>> begin TASK DATA
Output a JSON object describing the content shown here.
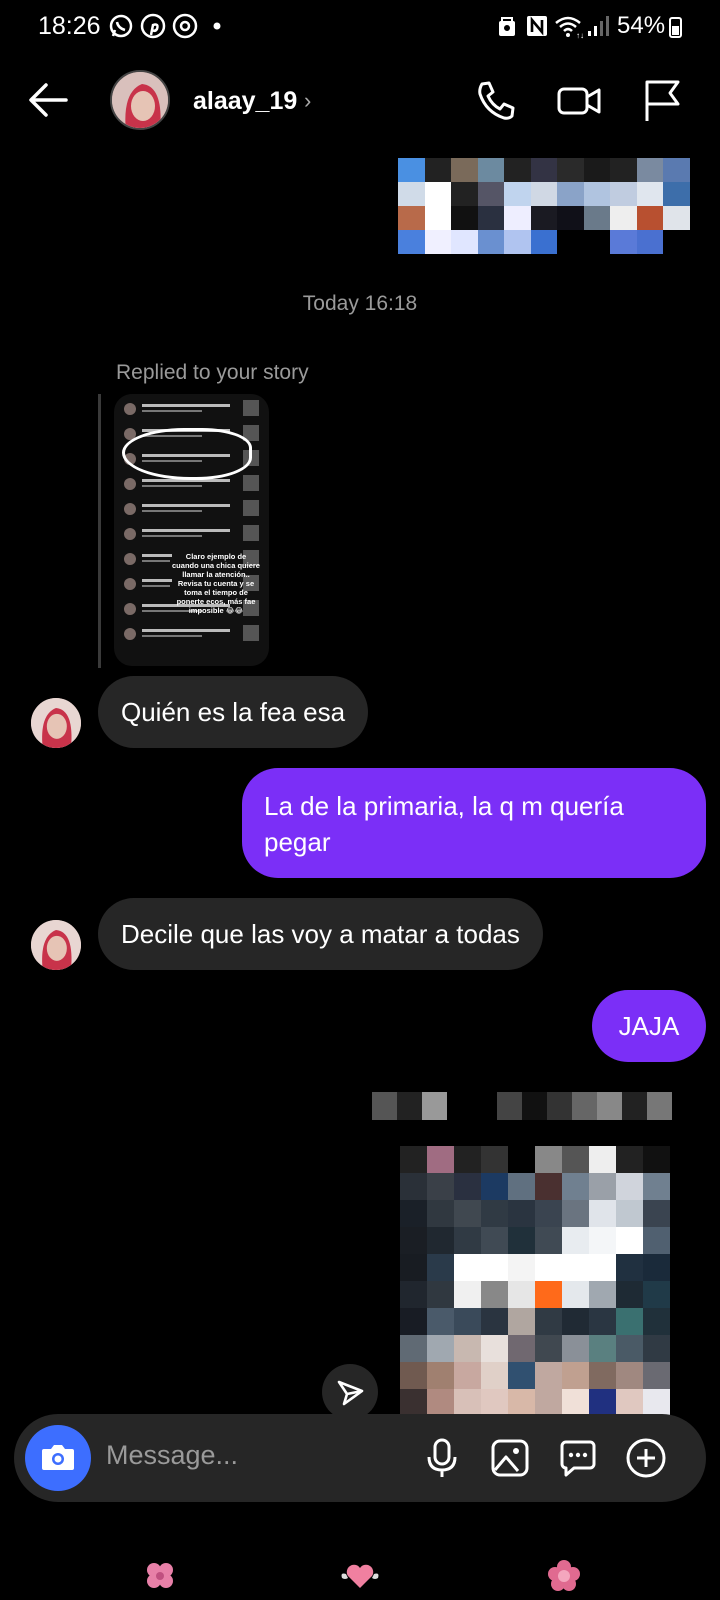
{
  "status_bar": {
    "time": "18:26",
    "battery": "54%",
    "app_icons": [
      "whatsapp-icon",
      "pinterest-icon",
      "threads-icon",
      "dot-icon"
    ],
    "system_icons": [
      "lock-recycle-icon",
      "nfc-icon",
      "wifi-icon",
      "signal-icon",
      "battery-icon"
    ]
  },
  "header": {
    "username": "alaay_19",
    "chevron": "›"
  },
  "conversation": {
    "timestamp": "Today 16:18",
    "replied_label": "Replied to your story",
    "story_caption": "Claro ejemplo de cuando una chica quiere llamar la atención.. Revisa tu cuenta y se toma el tiempo de ponerte ecos, más fae imposible 😂😂",
    "messages": [
      {
        "direction": "in",
        "text": "Quién es la fea esa"
      },
      {
        "direction": "out",
        "text": "La de la primaria, la q m quería pegar"
      },
      {
        "direction": "in",
        "text": "Decile que las voy a matar a todas"
      },
      {
        "direction": "out",
        "text": "JAJA"
      }
    ]
  },
  "composer": {
    "placeholder": "Message..."
  },
  "colors": {
    "background": "#000000",
    "incoming_bubble": "#262626",
    "outgoing_bubble": "#7b2ff7",
    "camera_button": "#3d6eff",
    "secondary_text": "#9a9a9a"
  }
}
>> end TASK DATA
**EXERCISE DETAILS:**
Retype the listing exactly. Pictures do not belong in the copy.

**REPLY:**
Output a JSON object describing the content shown here.
{
  "status_bar": {
    "time": "18:26",
    "battery": "54%",
    "app_icons": [
      "whatsapp-icon",
      "pinterest-icon",
      "threads-icon",
      "dot-icon"
    ],
    "system_icons": [
      "lock-recycle-icon",
      "nfc-icon",
      "wifi-icon",
      "signal-icon",
      "battery-icon"
    ]
  },
  "header": {
    "username": "alaay_19",
    "chevron": "›"
  },
  "conversation": {
    "timestamp": "Today 16:18",
    "replied_label": "Replied to your story",
    "story_caption": "Claro ejemplo de cuando una chica quiere llamar la atención.. Revisa tu cuenta y se toma el tiempo de ponerte ecos, más fae imposible 😂😂",
    "messages": [
      {
        "direction": "in",
        "text": "Quién es la fea esa"
      },
      {
        "direction": "out",
        "text": "La de la primaria, la q m quería pegar"
      },
      {
        "direction": "in",
        "text": "Decile que las voy a matar a todas"
      },
      {
        "direction": "out",
        "text": "JAJA"
      }
    ]
  },
  "composer": {
    "placeholder": "Message..."
  },
  "colors": {
    "background": "#000000",
    "incoming_bubble": "#262626",
    "outgoing_bubble": "#7b2ff7",
    "camera_button": "#3d6eff",
    "secondary_text": "#9a9a9a"
  }
}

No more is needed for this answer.